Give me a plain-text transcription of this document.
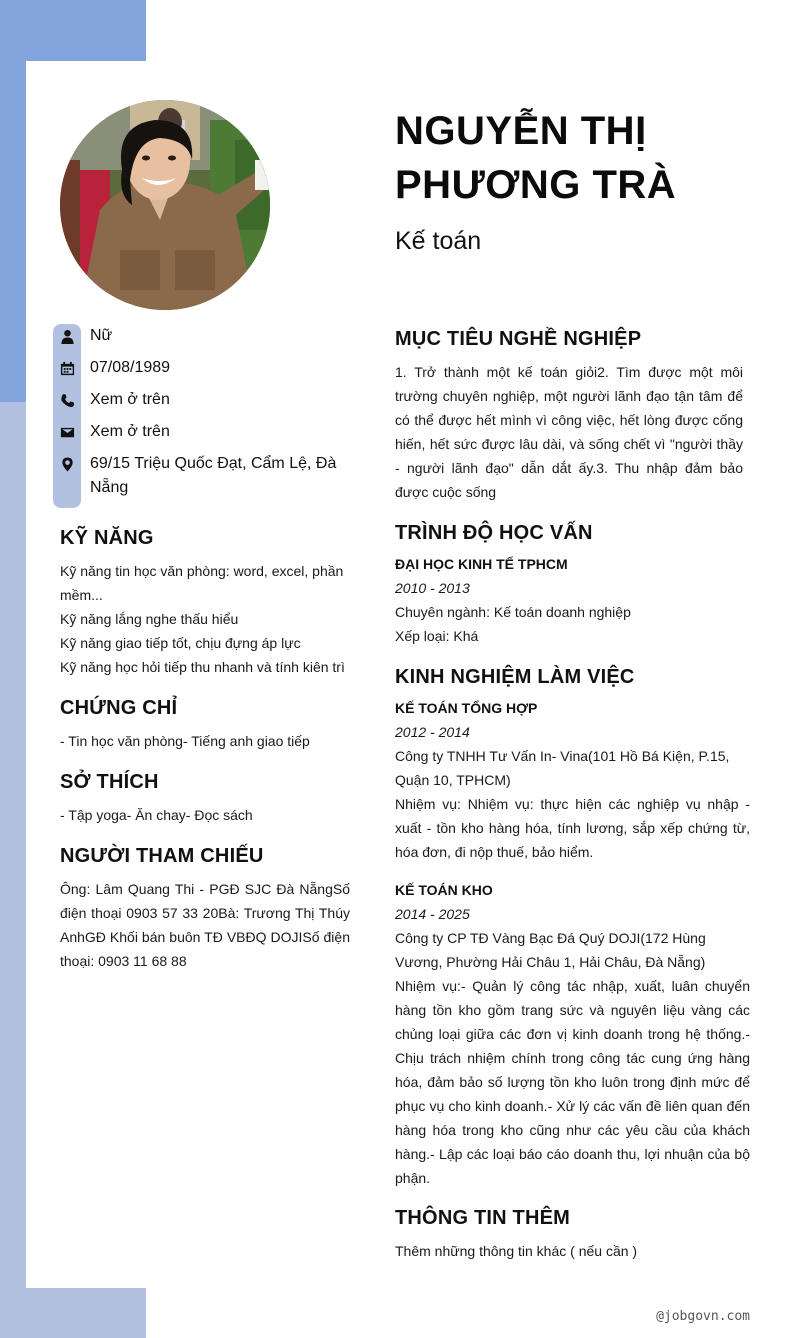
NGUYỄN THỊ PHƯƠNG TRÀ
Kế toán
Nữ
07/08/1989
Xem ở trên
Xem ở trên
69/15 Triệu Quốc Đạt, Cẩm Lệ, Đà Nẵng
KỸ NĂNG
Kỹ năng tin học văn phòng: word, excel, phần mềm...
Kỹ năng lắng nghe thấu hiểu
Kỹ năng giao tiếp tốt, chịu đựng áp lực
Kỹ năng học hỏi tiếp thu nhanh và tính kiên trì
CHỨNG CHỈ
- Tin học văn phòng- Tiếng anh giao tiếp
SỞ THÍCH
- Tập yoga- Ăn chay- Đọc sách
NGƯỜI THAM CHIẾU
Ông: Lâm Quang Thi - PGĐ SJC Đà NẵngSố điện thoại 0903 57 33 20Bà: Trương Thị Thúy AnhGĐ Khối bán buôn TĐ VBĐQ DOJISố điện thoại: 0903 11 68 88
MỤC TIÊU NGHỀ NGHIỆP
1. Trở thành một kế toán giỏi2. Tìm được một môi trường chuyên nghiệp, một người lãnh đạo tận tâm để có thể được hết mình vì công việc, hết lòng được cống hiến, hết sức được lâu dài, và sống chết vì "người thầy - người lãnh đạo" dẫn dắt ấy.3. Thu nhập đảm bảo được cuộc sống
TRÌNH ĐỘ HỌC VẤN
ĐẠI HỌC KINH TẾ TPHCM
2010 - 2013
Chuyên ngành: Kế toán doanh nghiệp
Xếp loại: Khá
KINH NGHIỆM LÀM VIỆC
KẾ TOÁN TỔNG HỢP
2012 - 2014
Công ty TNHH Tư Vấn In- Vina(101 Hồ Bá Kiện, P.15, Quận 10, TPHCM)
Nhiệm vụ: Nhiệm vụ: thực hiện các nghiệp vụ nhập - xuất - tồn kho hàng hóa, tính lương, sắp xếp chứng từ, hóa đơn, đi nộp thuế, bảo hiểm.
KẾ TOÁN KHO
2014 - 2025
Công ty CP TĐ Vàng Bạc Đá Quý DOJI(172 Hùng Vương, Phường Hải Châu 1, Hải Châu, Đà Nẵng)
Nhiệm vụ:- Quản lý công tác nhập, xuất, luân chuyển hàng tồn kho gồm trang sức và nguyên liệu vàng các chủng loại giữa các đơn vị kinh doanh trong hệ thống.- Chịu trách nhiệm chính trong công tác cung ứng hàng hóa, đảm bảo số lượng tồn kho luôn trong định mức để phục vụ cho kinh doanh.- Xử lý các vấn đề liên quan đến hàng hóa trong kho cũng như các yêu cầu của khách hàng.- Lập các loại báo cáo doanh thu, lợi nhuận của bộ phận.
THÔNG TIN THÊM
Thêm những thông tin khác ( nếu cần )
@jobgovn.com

──────────────────────────────

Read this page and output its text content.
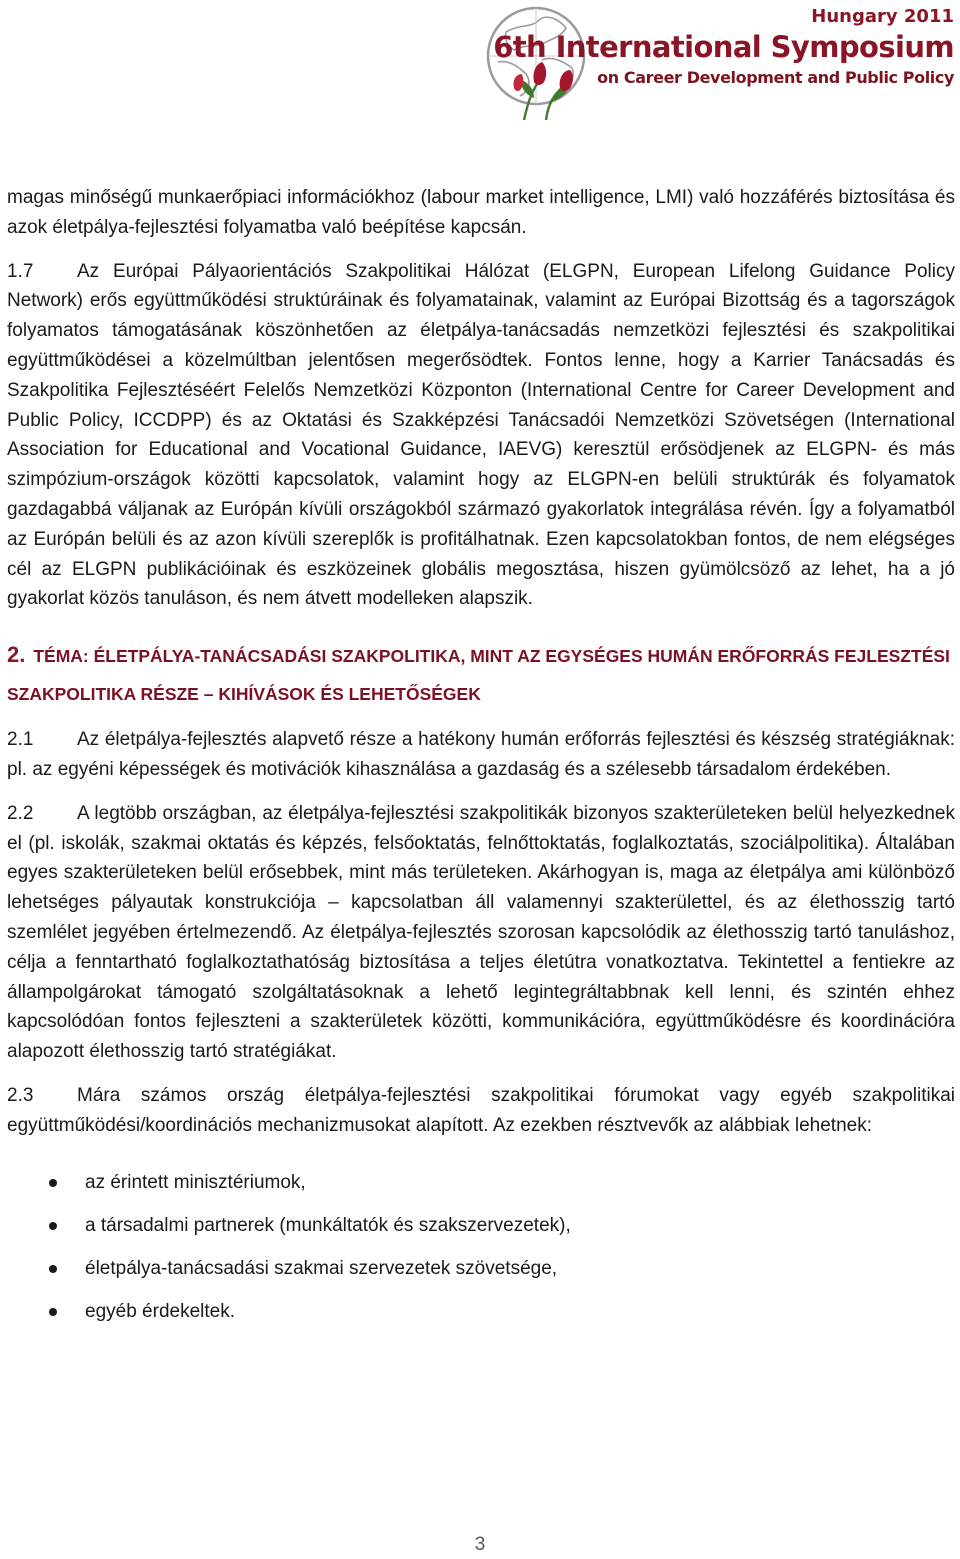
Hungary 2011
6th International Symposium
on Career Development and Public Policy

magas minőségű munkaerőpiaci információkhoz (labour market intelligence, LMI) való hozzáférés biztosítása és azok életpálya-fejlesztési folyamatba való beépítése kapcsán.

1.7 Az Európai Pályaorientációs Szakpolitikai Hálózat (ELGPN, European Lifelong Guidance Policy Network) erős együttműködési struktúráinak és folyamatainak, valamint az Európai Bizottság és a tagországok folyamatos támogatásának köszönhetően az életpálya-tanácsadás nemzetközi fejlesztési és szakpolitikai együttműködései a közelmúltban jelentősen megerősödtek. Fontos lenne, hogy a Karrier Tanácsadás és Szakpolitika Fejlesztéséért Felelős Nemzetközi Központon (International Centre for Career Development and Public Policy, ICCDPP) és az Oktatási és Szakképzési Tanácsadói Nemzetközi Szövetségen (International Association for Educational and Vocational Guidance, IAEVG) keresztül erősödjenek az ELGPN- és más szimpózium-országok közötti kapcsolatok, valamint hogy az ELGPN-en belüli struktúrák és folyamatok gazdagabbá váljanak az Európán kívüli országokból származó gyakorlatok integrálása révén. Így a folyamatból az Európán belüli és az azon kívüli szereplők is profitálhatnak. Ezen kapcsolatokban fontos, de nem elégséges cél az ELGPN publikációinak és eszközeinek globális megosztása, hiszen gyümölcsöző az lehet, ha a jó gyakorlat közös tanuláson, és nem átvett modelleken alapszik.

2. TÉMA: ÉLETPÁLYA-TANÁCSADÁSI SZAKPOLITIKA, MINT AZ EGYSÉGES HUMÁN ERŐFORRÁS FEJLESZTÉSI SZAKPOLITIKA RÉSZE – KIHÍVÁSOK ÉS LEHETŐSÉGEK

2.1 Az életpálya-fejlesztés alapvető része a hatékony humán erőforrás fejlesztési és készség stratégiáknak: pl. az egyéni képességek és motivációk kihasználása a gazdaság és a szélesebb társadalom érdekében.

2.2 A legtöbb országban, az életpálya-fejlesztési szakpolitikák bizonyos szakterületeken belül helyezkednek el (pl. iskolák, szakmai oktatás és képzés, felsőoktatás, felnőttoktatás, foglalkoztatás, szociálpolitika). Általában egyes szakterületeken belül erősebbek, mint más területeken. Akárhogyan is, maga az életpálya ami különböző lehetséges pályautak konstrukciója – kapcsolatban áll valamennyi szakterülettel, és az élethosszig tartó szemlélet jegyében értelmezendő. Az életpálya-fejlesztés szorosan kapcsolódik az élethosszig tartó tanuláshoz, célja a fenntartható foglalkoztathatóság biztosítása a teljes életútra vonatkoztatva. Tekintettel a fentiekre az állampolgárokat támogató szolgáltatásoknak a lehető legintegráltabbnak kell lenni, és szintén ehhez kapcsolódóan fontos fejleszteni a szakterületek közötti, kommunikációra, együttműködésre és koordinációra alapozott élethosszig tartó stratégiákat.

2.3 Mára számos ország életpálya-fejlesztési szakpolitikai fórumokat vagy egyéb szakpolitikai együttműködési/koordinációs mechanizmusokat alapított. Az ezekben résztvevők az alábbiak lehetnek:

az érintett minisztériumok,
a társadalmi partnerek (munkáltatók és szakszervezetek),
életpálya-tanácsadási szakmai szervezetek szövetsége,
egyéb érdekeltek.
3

──────────────────────────────

Report how many lines in this data include the string "phòng", and nothing else.

2